[Saved data entries]
---------------
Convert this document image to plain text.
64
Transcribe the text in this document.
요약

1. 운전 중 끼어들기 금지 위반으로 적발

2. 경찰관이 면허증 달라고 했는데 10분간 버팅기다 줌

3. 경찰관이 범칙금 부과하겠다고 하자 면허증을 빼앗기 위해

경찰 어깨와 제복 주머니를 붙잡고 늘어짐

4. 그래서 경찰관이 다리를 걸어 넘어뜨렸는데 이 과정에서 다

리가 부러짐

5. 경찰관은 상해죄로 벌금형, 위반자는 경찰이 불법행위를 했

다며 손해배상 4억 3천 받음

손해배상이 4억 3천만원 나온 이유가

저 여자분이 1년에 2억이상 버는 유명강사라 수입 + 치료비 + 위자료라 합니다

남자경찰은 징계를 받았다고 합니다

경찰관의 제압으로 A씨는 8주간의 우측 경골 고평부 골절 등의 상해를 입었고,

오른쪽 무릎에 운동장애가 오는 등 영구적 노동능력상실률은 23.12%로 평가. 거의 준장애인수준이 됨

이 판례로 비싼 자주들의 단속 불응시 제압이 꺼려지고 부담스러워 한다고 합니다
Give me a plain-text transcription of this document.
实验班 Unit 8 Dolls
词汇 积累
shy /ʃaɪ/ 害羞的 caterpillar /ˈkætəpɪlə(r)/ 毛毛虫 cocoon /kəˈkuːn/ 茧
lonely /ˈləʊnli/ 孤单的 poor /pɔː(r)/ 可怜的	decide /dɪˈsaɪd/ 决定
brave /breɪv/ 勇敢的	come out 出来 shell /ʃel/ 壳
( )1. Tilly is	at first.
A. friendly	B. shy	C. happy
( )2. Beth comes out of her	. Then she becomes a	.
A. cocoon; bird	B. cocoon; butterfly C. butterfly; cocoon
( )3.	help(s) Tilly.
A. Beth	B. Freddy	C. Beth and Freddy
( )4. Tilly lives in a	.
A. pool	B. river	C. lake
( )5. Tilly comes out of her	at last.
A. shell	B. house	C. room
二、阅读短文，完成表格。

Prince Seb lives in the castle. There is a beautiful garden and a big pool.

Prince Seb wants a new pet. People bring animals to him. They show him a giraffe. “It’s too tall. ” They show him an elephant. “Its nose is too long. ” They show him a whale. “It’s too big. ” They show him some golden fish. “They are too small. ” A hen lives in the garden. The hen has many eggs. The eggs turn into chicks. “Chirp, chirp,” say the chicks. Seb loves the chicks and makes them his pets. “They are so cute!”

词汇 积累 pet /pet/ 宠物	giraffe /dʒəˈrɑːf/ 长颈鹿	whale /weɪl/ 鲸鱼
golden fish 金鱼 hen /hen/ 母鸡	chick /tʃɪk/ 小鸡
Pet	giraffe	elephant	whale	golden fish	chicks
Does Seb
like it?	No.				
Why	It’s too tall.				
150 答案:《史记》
---------------
**INSTRUCTIONS FOR THE TASK**:
Find every line in the records above that contains the word "this", and copy each one.

**ANSWER TO THE PROBLEM**:
Convert this document image to plain text.
Transcribe the text in this document.
Give me a plain-text transcription of this document.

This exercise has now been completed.